**Given problem A**
In the random_sent assignment, which function must be called to choose the first word of the output text?
**Given problem B**
Rewrite the listing, starting with its first line and going on through the line with "536, 553, 572]", replacing "step-line" with "step-row" and changing nothing else.

Write a function called random_sent(source_file, length) that takes in two parameters:

●   source_file is a string representing the name of a file in the current directory, which we’ll use as a basis for producing our text

●   length is an integer representing the number of words in our output text

The function should do the following:

   Open the target source file for reading (you can assume that it exists).

●   Read in the entire file as one gigantic string.

●   Use .split() with no arguments to split the whole file into a list of words” .  There will   still be some punctuation attached to some of the words, but you should actually leave it in - it often makes the output sentences more convincing.

●   Make a dictionary counting how many times each word” appears in the list. Note that this will count words that contain the same letters but different punctuation or               capitalization as different words”, and that’s fine.

From here, the function needs to return a string containing length words, separated by spaces.

The first word in the output text must be chosen by passing in the dictionary of word counts into the weighted_choice function from problem A: this means that the word will always be one  that appears in the given file, and the more often a given word appears in the file the more likely it will be the one to start our output text.

How the rest of the words in the sentence are generated is up to you.

●   To do this the easy way, just use the same process you used for the first word to generate all the remaining words using a weighted random choice.

●   But, if you want to get an output which is a bit closer to being coherent English, you        should instead try to follow the rule: If word A immediately follows word B in the output string, then word A must have immediately followed word B somewhere in the input text.

○   For example, if the input text was "It was the best of times, it was the worst of  times", then if the word "the" is chosen to go into the output, then the next word would be randomly chosen between "best" or "worst", since those are the only   two words that immediately follow "the" in the input text.

○   The exception to this is if you pick the last word in the file - if there’s nothing that follows that word then you have no choice but to pick the next one randomly from the whole file again.

○   Consider using another dictionary to help with this task - where the keys are each word in the input file, and the values are lists or dictionaries containing every      word that immediately follows that one at some point in the file.

Hint:

●   It might be useful to make one or more helper functions for this problem - for example a helper function that takes in the text and outputs a dictionary containing the counts for   each word that appears could be useful.

Constraints:

●   Every word in the output text must appear in the input text.

●   You must call the Problem A function ( weighted_choice) to determine the first word of the output text.

Examples (random, so won’t necessarily match, but make sure the number of words is correct and each one appears somewhere in the input text file):

>>> random_sent('short3.txt', 10)

'for second-guessing Too late to try defying gravity I guess'

>>> random_sent('hamlet.txt', 20)

"pleasure of fear and dungeons, Denmark to those effects for look like

a puff'd and we are the bloat king"

>>> random_sent('alice.txt', 30)

'into the mushroom, and seemed inclined to be otherwise than nine

oclock in the stupidest tea-party I suppose Dinahll be removed,’

said the field after them!’ And washing?’ said the'

**Exercise inputs**
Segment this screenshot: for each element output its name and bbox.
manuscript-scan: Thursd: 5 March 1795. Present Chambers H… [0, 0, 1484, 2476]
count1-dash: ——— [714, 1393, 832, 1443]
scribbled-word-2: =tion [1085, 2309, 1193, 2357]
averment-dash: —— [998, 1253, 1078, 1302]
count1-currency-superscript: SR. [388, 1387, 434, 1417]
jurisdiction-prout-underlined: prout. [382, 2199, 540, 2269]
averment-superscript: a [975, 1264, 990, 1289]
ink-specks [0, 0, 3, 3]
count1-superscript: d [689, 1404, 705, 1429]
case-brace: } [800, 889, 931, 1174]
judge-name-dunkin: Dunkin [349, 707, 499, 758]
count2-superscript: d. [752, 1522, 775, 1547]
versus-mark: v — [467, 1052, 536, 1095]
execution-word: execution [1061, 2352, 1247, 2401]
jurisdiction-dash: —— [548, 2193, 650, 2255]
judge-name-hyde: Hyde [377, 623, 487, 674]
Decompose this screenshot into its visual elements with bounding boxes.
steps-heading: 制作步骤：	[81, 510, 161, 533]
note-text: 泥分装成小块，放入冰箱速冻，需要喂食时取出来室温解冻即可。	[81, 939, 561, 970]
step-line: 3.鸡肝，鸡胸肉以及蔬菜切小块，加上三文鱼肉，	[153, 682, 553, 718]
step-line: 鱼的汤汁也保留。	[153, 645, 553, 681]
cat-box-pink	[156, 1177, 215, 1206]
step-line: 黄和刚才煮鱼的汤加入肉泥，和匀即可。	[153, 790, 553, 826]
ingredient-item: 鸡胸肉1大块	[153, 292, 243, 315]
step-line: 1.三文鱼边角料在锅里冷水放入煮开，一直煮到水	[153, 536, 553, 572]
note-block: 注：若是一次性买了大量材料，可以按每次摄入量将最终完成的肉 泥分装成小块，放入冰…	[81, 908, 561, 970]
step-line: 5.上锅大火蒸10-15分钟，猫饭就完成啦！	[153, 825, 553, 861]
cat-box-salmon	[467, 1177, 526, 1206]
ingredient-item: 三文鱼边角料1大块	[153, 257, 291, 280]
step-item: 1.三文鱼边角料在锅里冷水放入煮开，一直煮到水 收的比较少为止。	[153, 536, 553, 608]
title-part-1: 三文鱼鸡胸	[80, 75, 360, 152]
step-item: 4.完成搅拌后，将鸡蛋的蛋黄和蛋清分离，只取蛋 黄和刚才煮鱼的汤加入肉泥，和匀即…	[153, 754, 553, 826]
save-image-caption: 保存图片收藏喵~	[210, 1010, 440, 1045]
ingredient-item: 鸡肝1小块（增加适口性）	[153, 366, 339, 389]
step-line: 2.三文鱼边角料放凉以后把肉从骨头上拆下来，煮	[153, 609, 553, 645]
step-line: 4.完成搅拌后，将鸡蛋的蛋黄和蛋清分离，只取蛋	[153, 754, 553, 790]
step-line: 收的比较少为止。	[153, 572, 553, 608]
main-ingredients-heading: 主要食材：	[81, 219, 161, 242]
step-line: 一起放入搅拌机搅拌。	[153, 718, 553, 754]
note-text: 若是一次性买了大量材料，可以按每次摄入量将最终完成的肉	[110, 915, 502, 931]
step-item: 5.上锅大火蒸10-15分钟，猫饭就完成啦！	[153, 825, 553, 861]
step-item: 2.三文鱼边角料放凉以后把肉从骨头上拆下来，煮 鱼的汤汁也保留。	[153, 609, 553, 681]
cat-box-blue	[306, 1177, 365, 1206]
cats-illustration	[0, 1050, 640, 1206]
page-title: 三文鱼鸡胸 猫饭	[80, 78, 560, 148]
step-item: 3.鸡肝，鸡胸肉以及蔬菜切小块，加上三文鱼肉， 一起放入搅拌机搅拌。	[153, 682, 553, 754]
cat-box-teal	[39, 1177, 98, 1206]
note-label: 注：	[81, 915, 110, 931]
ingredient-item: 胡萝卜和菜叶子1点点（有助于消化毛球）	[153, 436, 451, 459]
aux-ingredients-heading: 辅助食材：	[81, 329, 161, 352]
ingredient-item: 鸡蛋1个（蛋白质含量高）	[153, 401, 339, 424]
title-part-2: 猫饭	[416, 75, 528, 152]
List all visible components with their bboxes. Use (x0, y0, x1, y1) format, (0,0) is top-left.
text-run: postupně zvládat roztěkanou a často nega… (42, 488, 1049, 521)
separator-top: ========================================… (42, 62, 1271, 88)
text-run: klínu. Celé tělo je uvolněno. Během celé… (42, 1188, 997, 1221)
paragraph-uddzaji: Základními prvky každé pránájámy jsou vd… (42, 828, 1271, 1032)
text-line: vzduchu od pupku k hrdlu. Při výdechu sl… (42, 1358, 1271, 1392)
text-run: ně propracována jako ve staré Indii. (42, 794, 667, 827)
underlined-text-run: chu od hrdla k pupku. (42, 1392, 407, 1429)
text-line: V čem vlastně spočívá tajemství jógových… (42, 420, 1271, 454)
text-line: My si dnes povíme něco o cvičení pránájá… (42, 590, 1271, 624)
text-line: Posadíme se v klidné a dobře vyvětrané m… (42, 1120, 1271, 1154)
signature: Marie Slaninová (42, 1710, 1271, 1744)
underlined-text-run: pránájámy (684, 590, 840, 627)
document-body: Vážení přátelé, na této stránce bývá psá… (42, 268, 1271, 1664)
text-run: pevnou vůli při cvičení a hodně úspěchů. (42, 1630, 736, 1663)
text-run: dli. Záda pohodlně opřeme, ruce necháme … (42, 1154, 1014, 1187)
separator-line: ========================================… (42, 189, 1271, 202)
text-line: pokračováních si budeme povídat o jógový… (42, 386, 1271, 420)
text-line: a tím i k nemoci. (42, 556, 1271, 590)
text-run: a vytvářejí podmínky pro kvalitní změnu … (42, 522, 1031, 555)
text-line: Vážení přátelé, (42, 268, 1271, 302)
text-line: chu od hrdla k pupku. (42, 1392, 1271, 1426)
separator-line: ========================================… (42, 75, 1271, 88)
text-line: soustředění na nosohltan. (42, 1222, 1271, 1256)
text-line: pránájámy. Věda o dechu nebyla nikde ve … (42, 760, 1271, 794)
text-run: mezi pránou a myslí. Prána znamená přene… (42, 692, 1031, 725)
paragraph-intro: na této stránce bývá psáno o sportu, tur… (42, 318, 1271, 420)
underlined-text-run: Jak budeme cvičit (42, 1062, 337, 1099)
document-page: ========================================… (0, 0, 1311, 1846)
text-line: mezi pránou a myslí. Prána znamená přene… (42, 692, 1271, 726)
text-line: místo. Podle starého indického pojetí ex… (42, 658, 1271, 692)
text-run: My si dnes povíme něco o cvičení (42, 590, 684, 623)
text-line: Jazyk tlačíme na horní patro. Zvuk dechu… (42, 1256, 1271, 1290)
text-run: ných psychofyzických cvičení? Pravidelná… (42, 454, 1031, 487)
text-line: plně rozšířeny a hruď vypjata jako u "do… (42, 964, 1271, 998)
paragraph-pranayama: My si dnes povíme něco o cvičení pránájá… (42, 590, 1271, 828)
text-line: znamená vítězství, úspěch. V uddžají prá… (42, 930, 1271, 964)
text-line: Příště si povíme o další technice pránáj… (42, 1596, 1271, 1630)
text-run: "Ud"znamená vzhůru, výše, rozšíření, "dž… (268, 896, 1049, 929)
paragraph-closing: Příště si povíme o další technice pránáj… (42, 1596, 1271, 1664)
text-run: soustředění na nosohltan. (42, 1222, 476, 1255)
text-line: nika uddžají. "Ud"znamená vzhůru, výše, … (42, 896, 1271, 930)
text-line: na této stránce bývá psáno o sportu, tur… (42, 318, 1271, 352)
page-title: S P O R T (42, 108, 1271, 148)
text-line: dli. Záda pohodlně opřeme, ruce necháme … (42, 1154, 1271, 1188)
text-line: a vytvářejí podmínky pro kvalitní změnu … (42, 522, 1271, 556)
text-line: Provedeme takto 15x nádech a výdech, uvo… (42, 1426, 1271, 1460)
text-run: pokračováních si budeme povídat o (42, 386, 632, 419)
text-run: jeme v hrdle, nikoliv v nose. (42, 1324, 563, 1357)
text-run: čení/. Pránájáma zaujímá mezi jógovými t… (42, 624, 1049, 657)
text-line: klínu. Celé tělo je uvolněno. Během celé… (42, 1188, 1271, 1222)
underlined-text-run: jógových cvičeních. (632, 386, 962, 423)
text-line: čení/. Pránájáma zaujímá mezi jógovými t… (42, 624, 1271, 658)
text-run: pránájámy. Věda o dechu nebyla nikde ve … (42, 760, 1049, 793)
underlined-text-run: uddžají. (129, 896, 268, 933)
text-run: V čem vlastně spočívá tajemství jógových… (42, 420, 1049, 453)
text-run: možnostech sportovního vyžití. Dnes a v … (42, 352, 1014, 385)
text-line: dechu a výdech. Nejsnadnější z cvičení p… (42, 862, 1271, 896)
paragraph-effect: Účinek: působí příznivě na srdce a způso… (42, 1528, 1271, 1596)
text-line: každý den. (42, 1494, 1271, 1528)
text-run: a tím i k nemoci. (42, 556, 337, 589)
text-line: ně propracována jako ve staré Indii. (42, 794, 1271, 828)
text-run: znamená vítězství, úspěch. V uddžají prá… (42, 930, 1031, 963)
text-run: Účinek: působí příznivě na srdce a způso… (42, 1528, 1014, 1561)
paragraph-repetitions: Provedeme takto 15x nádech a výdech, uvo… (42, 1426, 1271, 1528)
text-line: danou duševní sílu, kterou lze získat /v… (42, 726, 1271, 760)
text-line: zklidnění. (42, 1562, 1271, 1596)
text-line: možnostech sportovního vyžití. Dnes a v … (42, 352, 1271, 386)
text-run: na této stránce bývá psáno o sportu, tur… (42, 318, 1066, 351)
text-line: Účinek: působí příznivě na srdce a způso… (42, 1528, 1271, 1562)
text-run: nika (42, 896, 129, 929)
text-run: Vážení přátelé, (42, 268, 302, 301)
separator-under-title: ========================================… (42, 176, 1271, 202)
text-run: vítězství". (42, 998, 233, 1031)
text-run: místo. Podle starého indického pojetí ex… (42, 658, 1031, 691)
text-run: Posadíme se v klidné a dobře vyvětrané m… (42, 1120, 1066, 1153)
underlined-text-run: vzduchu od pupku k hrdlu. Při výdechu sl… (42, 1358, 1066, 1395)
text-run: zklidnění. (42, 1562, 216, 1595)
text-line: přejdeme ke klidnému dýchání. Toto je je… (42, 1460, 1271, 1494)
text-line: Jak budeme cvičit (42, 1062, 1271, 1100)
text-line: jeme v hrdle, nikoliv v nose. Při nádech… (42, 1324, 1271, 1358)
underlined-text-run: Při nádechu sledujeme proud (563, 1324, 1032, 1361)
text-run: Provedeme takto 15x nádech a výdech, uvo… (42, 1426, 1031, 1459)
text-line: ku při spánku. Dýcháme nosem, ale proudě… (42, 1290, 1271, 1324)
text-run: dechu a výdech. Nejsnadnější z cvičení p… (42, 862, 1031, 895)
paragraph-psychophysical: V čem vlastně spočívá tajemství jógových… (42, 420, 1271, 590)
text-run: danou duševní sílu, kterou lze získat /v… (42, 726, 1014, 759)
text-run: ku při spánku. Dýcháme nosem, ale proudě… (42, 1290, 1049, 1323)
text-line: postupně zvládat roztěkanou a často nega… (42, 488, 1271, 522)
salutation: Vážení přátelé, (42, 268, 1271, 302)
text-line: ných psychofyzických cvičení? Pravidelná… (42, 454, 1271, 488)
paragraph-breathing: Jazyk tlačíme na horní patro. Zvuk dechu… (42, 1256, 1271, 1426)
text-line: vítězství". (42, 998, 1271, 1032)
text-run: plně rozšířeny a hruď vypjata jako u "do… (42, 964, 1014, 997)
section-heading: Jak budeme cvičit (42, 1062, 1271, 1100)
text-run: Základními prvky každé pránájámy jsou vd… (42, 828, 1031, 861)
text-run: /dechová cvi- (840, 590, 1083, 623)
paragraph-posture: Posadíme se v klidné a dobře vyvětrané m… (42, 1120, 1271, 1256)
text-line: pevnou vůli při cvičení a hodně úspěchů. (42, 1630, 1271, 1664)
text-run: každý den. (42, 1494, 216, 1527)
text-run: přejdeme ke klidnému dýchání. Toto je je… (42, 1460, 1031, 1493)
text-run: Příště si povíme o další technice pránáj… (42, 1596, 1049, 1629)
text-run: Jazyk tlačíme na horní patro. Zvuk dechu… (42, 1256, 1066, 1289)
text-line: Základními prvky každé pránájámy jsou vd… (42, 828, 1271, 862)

**Problem solution A**
The weighted_choice function from problem A.

**Problem solution B**
Segment this screenshot: for each element output its name and bbox.
manuscript-scan: Thursd: 5 March 1795. Present Chambers H… [0, 0, 1484, 2476]
count1-dash: ——— [714, 1393, 832, 1443]
scribbled-word-2: =tion [1085, 2309, 1193, 2357]
averment-dash: —— [998, 1253, 1078, 1302]
count1-currency-superscript: SR. [388, 1387, 434, 1417]
jurisdiction-prout-underlined: prout. [382, 2199, 540, 2269]
averment-superscript: a [975, 1264, 990, 1289]
ink-specks [0, 0, 3, 3]
count1-superscript: d [689, 1404, 705, 1429]
case-brace: } [800, 889, 931, 1174]
judge-name-dunkin: Dunkin [349, 707, 499, 758]
count2-superscript: d. [752, 1522, 775, 1547]
versus-mark: v — [467, 1052, 536, 1095]
execution-word: execution [1061, 2352, 1247, 2401]
jurisdiction-dash: —— [548, 2193, 650, 2255]
judge-name-hyde: Hyde [377, 623, 487, 674]
Decompose this screenshot into its visual elements with bounding boxes.
steps-heading: 制作步骤：	[81, 510, 161, 533]
note-text: 泥分装成小块，放入冰箱速冻，需要喂食时取出来室温解冻即可。	[81, 939, 561, 970]
step-row: 3.鸡肝，鸡胸肉以及蔬菜切小块，加上三文鱼肉，	[153, 682, 553, 718]
step-row: 鱼的汤汁也保留。	[153, 645, 553, 681]
cat-box-pink	[156, 1177, 215, 1206]
step-row: 黄和刚才煮鱼的汤加入肉泥，和匀即可。	[153, 790, 553, 826]
ingredient-item: 鸡胸肉1大块	[153, 292, 243, 315]
step-row: 1.三文鱼边角料在锅里冷水放入煮开，一直煮到水	[153, 536, 553, 572]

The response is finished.